* _Request_: Collect all lines below with the string "content".

━━━━

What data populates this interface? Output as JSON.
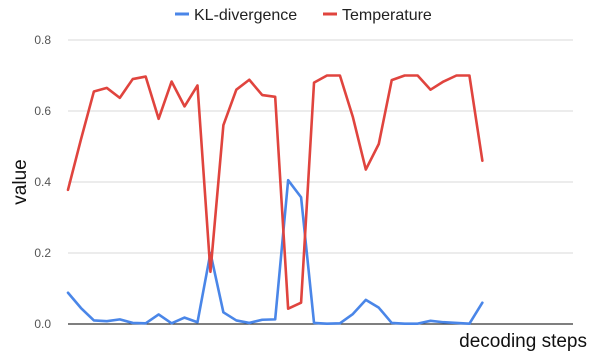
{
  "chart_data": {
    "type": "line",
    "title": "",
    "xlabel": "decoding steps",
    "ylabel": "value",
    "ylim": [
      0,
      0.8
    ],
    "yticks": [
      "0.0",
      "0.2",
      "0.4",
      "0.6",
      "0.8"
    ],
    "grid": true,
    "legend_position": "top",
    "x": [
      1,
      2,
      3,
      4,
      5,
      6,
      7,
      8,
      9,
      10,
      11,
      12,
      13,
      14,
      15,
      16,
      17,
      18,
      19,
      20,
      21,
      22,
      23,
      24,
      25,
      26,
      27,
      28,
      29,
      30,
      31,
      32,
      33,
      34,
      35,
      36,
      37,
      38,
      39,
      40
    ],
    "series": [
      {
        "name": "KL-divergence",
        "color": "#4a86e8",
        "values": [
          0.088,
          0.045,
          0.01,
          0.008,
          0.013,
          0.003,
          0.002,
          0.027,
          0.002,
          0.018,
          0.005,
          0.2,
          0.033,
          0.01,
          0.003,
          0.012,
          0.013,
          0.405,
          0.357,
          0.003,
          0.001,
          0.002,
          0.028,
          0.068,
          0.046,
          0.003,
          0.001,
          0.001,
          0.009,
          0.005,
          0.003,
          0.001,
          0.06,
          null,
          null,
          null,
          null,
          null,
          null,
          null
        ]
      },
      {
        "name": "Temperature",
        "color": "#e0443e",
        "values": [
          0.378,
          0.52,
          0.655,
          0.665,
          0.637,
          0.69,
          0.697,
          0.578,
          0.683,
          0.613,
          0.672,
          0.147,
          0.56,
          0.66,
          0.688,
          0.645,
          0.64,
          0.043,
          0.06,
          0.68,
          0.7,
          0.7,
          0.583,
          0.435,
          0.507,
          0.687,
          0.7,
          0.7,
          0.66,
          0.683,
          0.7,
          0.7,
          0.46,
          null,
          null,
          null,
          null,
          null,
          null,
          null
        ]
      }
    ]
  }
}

━━━━

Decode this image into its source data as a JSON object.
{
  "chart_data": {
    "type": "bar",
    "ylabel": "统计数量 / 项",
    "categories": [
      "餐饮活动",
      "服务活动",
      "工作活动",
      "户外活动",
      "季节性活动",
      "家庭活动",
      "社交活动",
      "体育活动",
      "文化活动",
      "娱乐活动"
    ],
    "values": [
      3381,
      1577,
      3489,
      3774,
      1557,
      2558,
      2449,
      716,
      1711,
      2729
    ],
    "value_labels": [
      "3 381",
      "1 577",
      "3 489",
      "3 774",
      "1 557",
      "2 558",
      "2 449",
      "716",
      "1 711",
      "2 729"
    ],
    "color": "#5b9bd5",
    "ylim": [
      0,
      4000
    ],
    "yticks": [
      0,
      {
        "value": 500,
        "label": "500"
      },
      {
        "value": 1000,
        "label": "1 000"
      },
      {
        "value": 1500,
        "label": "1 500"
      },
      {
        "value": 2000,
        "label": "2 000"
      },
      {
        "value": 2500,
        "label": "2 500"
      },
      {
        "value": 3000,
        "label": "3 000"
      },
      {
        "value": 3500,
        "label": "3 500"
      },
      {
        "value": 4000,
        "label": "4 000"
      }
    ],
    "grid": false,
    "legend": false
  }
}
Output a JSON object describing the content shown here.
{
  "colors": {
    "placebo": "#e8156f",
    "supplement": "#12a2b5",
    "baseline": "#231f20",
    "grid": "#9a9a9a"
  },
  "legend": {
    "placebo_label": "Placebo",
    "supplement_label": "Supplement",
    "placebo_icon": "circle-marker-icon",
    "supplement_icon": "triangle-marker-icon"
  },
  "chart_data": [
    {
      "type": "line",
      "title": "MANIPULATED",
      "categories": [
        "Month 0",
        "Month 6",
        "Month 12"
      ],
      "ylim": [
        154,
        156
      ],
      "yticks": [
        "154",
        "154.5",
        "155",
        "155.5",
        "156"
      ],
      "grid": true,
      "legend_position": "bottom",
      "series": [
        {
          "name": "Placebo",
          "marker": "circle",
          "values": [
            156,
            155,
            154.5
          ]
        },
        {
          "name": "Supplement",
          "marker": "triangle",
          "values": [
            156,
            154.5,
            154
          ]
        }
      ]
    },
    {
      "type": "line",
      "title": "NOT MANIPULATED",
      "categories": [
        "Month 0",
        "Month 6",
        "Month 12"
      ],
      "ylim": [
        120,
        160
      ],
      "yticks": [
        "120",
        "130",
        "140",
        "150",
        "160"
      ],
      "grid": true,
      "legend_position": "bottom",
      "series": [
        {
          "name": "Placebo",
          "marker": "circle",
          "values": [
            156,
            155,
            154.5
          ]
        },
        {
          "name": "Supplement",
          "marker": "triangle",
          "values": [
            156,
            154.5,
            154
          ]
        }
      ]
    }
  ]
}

━━━━

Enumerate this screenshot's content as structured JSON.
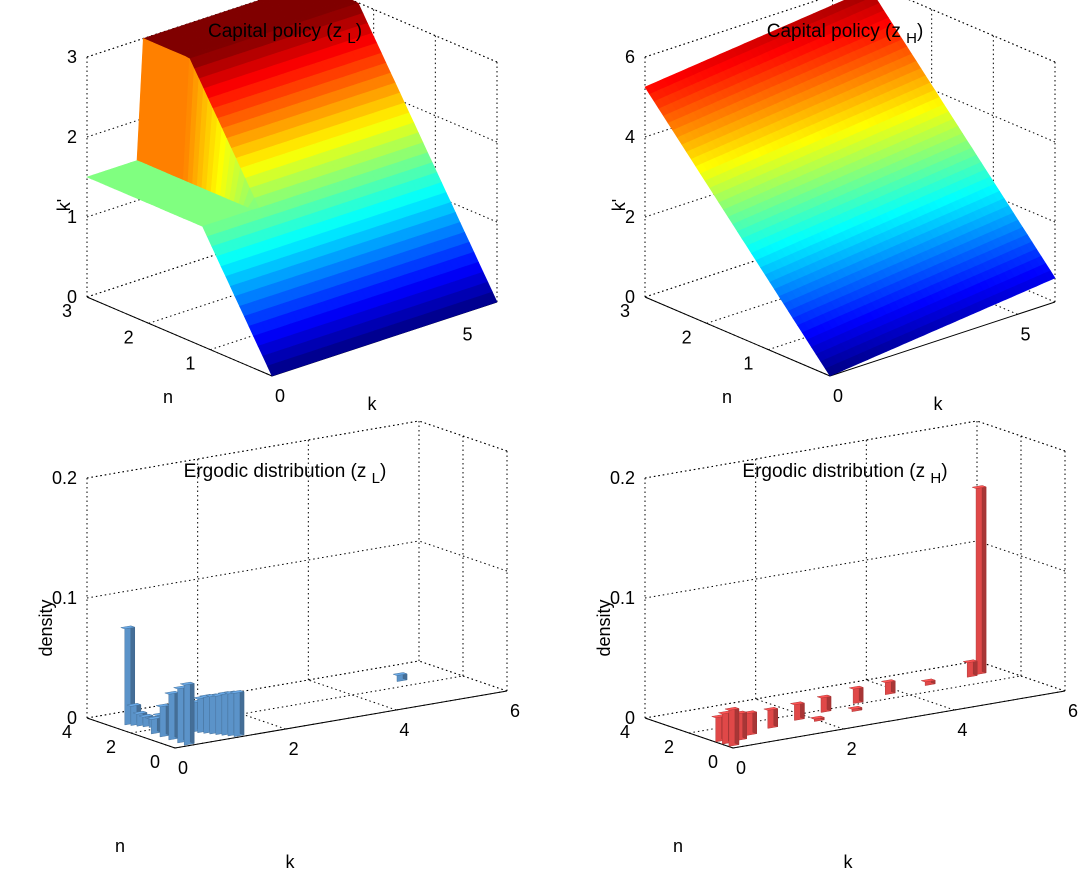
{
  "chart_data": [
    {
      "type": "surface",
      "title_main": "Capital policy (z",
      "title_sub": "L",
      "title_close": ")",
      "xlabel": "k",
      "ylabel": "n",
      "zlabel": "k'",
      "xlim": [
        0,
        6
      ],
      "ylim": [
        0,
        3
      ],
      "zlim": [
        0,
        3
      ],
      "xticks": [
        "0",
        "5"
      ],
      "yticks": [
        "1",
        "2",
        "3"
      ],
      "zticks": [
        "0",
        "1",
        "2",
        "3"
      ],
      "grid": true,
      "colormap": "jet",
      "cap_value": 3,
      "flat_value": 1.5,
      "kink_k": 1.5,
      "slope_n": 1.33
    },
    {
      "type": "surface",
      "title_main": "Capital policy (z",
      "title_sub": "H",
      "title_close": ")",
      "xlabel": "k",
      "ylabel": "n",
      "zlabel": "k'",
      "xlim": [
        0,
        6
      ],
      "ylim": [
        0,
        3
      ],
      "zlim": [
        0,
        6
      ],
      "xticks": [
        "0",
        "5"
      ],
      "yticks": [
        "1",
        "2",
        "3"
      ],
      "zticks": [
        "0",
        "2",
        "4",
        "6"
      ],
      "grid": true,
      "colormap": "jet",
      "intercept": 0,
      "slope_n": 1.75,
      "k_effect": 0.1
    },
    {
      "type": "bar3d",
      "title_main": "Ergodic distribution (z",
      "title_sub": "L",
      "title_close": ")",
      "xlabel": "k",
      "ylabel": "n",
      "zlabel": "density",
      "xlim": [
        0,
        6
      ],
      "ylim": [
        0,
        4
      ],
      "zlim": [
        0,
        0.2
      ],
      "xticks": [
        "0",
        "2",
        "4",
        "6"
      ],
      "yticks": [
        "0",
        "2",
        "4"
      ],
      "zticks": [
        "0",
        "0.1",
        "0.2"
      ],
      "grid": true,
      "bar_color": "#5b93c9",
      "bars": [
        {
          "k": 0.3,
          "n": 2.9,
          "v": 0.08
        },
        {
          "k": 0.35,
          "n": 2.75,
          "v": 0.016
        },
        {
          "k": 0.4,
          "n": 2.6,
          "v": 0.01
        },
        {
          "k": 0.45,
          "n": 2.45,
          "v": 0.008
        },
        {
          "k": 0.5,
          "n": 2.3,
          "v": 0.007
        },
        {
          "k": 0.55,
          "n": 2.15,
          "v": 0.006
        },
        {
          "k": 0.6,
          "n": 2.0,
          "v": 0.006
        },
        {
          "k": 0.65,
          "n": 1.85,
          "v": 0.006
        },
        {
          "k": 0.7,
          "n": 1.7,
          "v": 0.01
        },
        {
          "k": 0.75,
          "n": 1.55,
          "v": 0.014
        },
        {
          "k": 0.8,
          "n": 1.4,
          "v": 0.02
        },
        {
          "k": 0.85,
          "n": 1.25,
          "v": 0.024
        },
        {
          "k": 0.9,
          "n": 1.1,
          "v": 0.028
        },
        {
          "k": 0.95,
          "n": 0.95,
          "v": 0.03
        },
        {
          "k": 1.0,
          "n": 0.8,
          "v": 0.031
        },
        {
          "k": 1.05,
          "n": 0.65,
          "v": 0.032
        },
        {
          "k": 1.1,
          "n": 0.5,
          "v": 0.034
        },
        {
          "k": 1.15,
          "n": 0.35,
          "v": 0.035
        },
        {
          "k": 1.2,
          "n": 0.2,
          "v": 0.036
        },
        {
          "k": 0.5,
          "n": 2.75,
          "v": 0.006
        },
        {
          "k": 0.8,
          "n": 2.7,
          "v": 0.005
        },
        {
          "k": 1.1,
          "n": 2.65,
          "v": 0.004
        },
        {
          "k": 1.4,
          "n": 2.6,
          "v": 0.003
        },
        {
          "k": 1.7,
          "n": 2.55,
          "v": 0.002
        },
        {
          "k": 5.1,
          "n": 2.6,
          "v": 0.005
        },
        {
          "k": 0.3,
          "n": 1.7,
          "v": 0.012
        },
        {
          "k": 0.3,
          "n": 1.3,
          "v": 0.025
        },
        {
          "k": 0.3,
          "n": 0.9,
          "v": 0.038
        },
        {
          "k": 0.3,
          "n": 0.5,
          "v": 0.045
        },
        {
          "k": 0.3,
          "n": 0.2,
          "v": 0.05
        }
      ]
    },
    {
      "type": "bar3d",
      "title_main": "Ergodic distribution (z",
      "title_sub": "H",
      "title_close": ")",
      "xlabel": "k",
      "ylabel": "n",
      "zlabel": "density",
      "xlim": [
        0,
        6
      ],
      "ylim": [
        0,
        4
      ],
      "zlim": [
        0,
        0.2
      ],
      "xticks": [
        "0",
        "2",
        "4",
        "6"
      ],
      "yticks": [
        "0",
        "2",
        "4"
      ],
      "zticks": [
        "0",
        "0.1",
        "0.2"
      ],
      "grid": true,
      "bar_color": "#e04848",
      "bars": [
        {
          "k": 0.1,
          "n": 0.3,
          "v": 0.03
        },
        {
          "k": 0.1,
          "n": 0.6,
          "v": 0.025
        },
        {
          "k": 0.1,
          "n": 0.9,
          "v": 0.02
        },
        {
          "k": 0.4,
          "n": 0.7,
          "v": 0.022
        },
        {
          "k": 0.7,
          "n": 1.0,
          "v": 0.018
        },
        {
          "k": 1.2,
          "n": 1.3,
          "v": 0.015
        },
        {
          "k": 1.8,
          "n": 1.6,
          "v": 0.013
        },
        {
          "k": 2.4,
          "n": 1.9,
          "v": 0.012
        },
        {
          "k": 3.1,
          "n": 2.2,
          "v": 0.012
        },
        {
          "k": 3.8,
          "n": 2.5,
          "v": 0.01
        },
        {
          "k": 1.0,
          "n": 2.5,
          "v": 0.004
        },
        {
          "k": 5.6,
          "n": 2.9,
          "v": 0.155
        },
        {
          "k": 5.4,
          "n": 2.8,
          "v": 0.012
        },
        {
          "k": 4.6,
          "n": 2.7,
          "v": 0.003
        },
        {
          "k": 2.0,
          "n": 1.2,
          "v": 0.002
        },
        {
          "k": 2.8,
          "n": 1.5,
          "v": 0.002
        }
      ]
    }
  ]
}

━━━━

* _Written reply_:
Output a JSON object describing the content shown here.
Enumerate this screenshot's content as structured JSON.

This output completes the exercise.